• _Description of the task_
Give the number of lines that contain the string "المبيان", and nothing else.

============

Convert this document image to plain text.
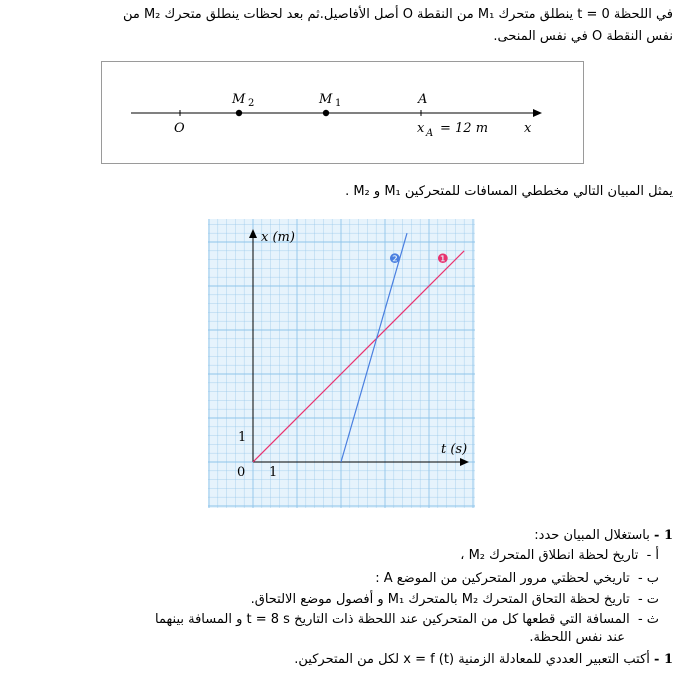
في اللحظة t = 0 ينطلق متحرك M₁ من النقطة O أصل الأفاصيل.ثم بعد لحظات ينطلق متحرك M₂ من
نفس النقطة O في نفس المنحى.
O
M 2	M 1	A
x A = 12 m	x
يمثل المبيان التالي مخططي المسافات للمتحركين M₁ و M₂ .
x (m)
t (s)
1
1
0
❷	❶
1 - باستغلال المبيان حدد:
أ - تاريخ لحظة انطلاق المتحرك M₂ ،
ب - تاريخي لحظتي مرور المتحركين من الموضع A :
ت - تاريخ لحظة التحاق المتحرك M₂ بالمتحرك M₁ و أفصول موضع الالتحاق.
ث - المسافة التي قطعها كل من المتحركين عند اللحظة ذات التاريخ t = 8 s و المسافة بينهما
عند نفس اللحظة.
1 - أكتب التعبير العددي للمعادلة الزمنية x = f (t) لكل من المتحركين.
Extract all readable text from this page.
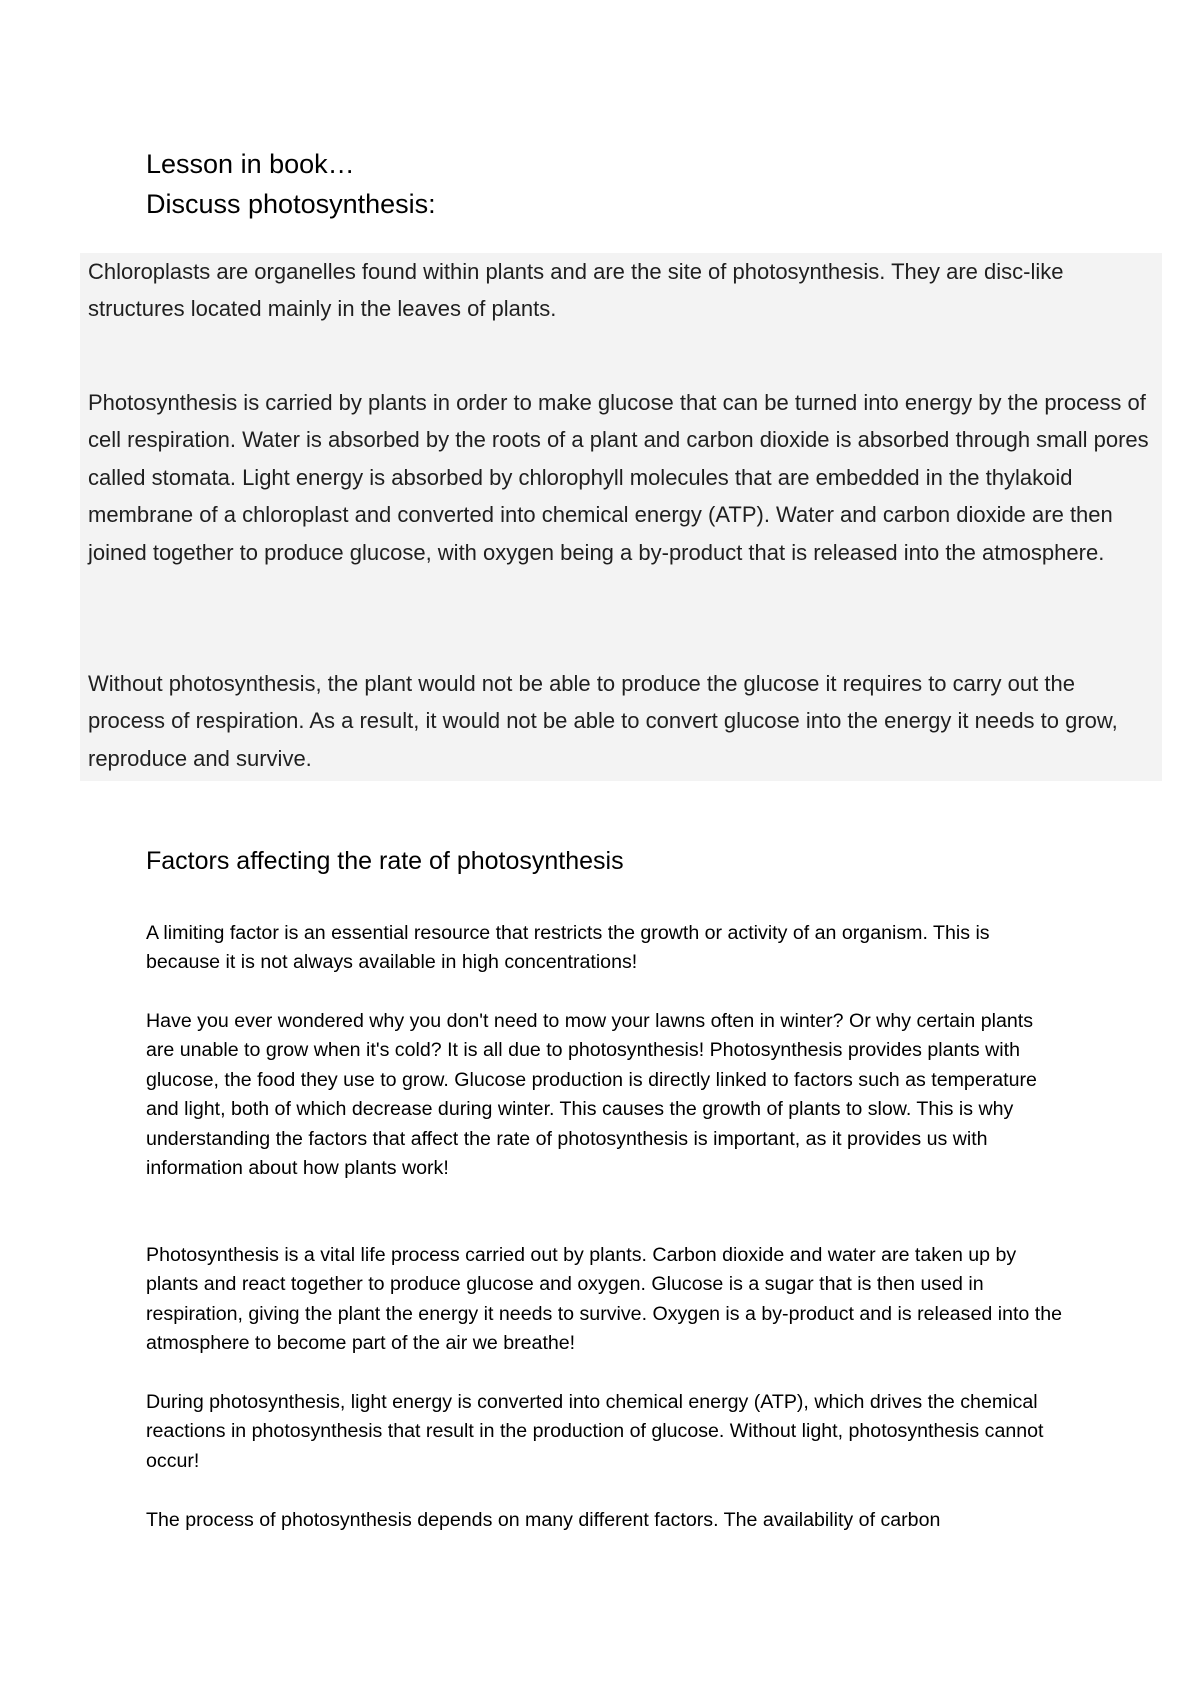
Lesson in book…

Discuss photosynthesis:

Chloroplasts are organelles found within plants and are the site of photosynthesis. They are disc-like structures located mainly in the leaves of plants.

Photosynthesis is carried by plants in order to make glucose that can be turned into energy by the process of cell respiration. Water is absorbed by the roots of a plant and carbon dioxide is absorbed through small pores called stomata. Light energy is absorbed by chlorophyll molecules that are embedded in the thylakoid membrane of a chloroplast and converted into chemical energy (ATP). Water and carbon dioxide are then joined together to produce glucose, with oxygen being a by-product that is released into the atmosphere.

Without photosynthesis, the plant would not be able to produce the glucose it requires to carry out the process of respiration. As a result, it would not be able to convert glucose into the energy it needs to grow, reproduce and survive.

Factors affecting the rate of photosynthesis

A limiting factor is an essential resource that restricts the growth or activity of an organism. This is because it is not always available in high concentrations!

Have you ever wondered why you don't need to mow your lawns often in winter? Or why certain plants are unable to grow when it's cold? It is all due to photosynthesis! Photosynthesis provides plants with glucose, the food they use to grow. Glucose production is directly linked to factors such as temperature and light, both of which decrease during winter. This causes the growth of plants to slow. This is why understanding the factors that affect the rate of photosynthesis is important, as it provides us with information about how plants work!

Photosynthesis is a vital life process carried out by plants. Carbon dioxide and water are taken up by plants and react together to produce glucose and oxygen. Glucose is a sugar that is then used in respiration, giving the plant the energy it needs to survive. Oxygen is a by-product and is released into the atmosphere to become part of the air we breathe!

During photosynthesis, light energy is converted into chemical energy (ATP), which drives the chemical reactions in photosynthesis that result in the production of glucose. Without light, photosynthesis cannot occur!

The process of photosynthesis depends on many different factors. The availability of carbon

============

• _The result_
2